━━━ DATA LINES ━━━

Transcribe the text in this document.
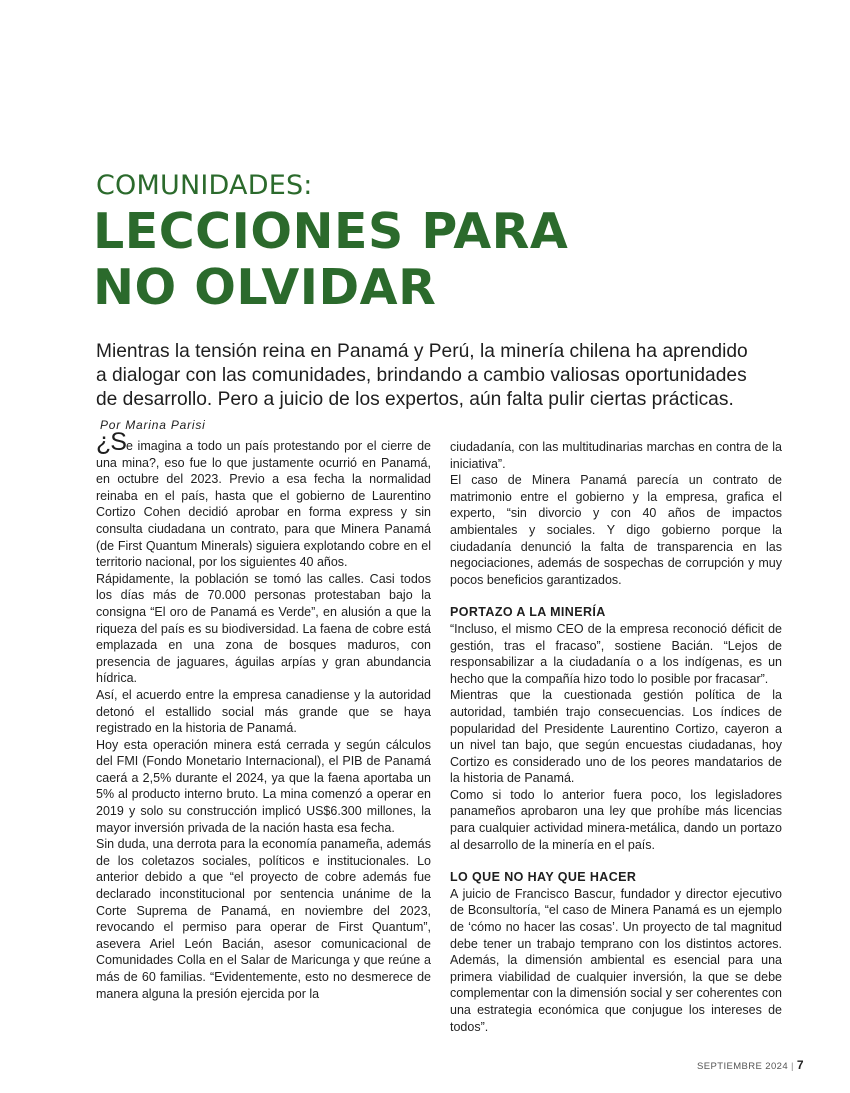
COMUNIDADES:
LECCIONES PARA
NO OLVIDAR

Mientras la tensión reina en Panamá y Perú, la minería chilena ha aprendido a dialogar con las comunidades, brindando a cambio valiosas oportunidades de desarrollo. Pero a juicio de los expertos, aún falta pulir ciertas prácticas. Por Marina Parisi

¿Se imagina a todo un país protestando por el cierre de una mina?, eso fue lo que justamente ocurrió en Panamá, en octubre del 2023. Previo a esa fecha la normalidad reinaba en el país, hasta que el gobierno de Laurentino Cortizo Cohen decidió aprobar en forma express y sin consulta ciudadana un contrato, para que Minera Panamá (de First Quantum Minerals) siguiera explotando cobre en el territorio nacional, por los siguientes 40 años.

Rápidamente, la población se tomó las calles. Casi todos los días más de 70.000 personas protestaban bajo la consigna “El oro de Panamá es Verde”, en alusión a que la riqueza del país es su biodiversidad. La faena de cobre está emplazada en una zona de bosques maduros, con presencia de jaguares, águilas arpías y gran abundancia hídrica.

Así, el acuerdo entre la empresa canadiense y la autoridad detonó el estallido social más grande que se haya registrado en la historia de Panamá.

Hoy esta operación minera está cerrada y según cálculos del FMI (Fondo Monetario Internacional), el PIB de Panamá caerá a 2,5% durante el 2024, ya que la faena aportaba un 5% al producto interno bruto. La mina comenzó a operar en 2019 y solo su construcción implicó US$6.300 millones, la mayor inversión privada de la nación hasta esa fecha.

Sin duda, una derrota para la economía panameña, además de los coletazos sociales, políticos e institucionales. Lo anterior debido a que “el proyecto de cobre además fue declarado inconstitucional por sentencia unánime de la Corte Suprema de Panamá, en noviembre del 2023, revocando el permiso para operar de First Quantum”, asevera Ariel León Bacián, asesor comunicacional de Comunidades Colla en el Salar de Maricunga y que reúne a más de 60 familias. “Evidentemente, esto no desmerece de manera alguna la presión ejercida por la

ciudadanía, con las multitudinarias marchas en contra de la iniciativa”.

El caso de Minera Panamá parecía un contrato de matrimonio entre el gobierno y la empresa, grafica el experto, “sin divorcio y con 40 años de impactos ambientales y sociales. Y digo gobierno porque la ciudadanía denunció la falta de transparencia en las negociaciones, además de sospechas de corrupción y muy pocos beneficios garantizados.

PORTAZO A LA MINERÍA

“Incluso, el mismo CEO de la empresa reconoció déficit de gestión, tras el fracaso”, sostiene Bacián. “Lejos de responsabilizar a la ciudadanía o a los indígenas, es un hecho que la compañía hizo todo lo posible por fracasar”.

Mientras que la cuestionada gestión política de la autoridad, también trajo consecuencias. Los índices de popularidad del Presidente Laurentino Cortizo, cayeron a un nivel tan bajo, que según encuestas ciudadanas, hoy Cortizo es considerado uno de los peores mandatarios de la historia de Panamá.

Como si todo lo anterior fuera poco, los legisladores panameños aprobaron una ley que prohíbe más licencias para cualquier actividad minera-metálica, dando un portazo al desarrollo de la minería en el país.

LO QUE NO HAY QUE HACER

A juicio de Francisco Bascur, fundador y director ejecutivo de Bconsultoría, “el caso de Minera Panamá es un ejemplo de ‘cómo no hacer las cosas’. Un proyecto de tal magnitud debe tener un trabajo temprano con los distintos actores. Además, la dimensión ambiental es esencial para una primera viabilidad de cualquier inversión, la que se debe complementar con la dimensión social y ser coherentes con una estrategia económica que conjugue los intereses de todos”.

SEPTIEMBRE 2024 | 7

━━━

#### WORK TO DO:
Set every line down exactly as written, leaving each picture out.

#### OUTPUT BELOW:
Transcribe the text in this document.
COMUNIDADES:
LECCIONES PARA
NO OLVIDAR

Mientras la tensión reina en Panamá y Perú, la minería chilena ha aprendido a dialogar con las comunidades, brindando a cambio valiosas oportunidades de desarrollo. Pero a juicio de los expertos, aún falta pulir ciertas prácticas. Por Marina Parisi

¿Se imagina a todo un país protestando por el cierre de una mina?, eso fue lo que justamente ocurrió en Panamá, en octubre del 2023. Previo a esa fecha la normalidad reinaba en el país, hasta que el gobierno de Laurentino Cortizo Cohen decidió aprobar en forma express y sin consulta ciudadana un contrato, para que Minera Panamá (de First Quantum Minerals) siguiera explotando cobre en el territorio nacional, por los siguientes 40 años.

Rápidamente, la población se tomó las calles. Casi todos los días más de 70.000 personas protestaban bajo la consigna “El oro de Panamá es Verde”, en alusión a que la riqueza del país es su biodiversidad. La faena de cobre está emplazada en una zona de bosques maduros, con presencia de jaguares, águilas arpías y gran abundancia hídrica.

Así, el acuerdo entre la empresa canadiense y la autoridad detonó el estallido social más grande que se haya registrado en la historia de Panamá.

Hoy esta operación minera está cerrada y según cálculos del FMI (Fondo Monetario Internacional), el PIB de Panamá caerá a 2,5% durante el 2024, ya que la faena aportaba un 5% al producto interno bruto. La mina comenzó a operar en 2019 y solo su construcción implicó US$6.300 millones, la mayor inversión privada de la nación hasta esa fecha.

Sin duda, una derrota para la economía panameña, además de los coletazos sociales, políticos e institucionales. Lo anterior debido a que “el proyecto de cobre además fue declarado inconstitucional por sentencia unánime de la Corte Suprema de Panamá, en noviembre del 2023, revocando el permiso para operar de First Quantum”, asevera Ariel León Bacián, asesor comunicacional de Comunidades Colla en el Salar de Maricunga y que reúne a más de 60 familias. “Evidentemente, esto no desmerece de manera alguna la presión ejercida por la

ciudadanía, con las multitudinarias marchas en contra de la iniciativa”.

El caso de Minera Panamá parecía un contrato de matrimonio entre el gobierno y la empresa, grafica el experto, “sin divorcio y con 40 años de impactos ambientales y sociales. Y digo gobierno porque la ciudadanía denunció la falta de transparencia en las negociaciones, además de sospechas de corrupción y muy pocos beneficios garantizados.

PORTAZO A LA MINERÍA

“Incluso, el mismo CEO de la empresa reconoció déficit de gestión, tras el fracaso”, sostiene Bacián. “Lejos de responsabilizar a la ciudadanía o a los indígenas, es un hecho que la compañía hizo todo lo posible por fracasar”.

Mientras que la cuestionada gestión política de la autoridad, también trajo consecuencias. Los índices de popularidad del Presidente Laurentino Cortizo, cayeron a un nivel tan bajo, que según encuestas ciudadanas, hoy Cortizo es considerado uno de los peores mandatarios de la historia de Panamá.

Como si todo lo anterior fuera poco, los legisladores panameños aprobaron una ley que prohíbe más licencias para cualquier actividad minera-metálica, dando un portazo al desarrollo de la minería en el país.

LO QUE NO HAY QUE HACER

A juicio de Francisco Bascur, fundador y director ejecutivo de Bconsultoría, “el caso de Minera Panamá es un ejemplo de ‘cómo no hacer las cosas’. Un proyecto de tal magnitud debe tener un trabajo temprano con los distintos actores. Además, la dimensión ambiental es esencial para una primera viabilidad de cualquier inversión, la que se debe complementar con la dimensión social y ser coherentes con una estrategia económica que conjugue los intereses de todos”.

SEPTIEMBRE 2024 | 7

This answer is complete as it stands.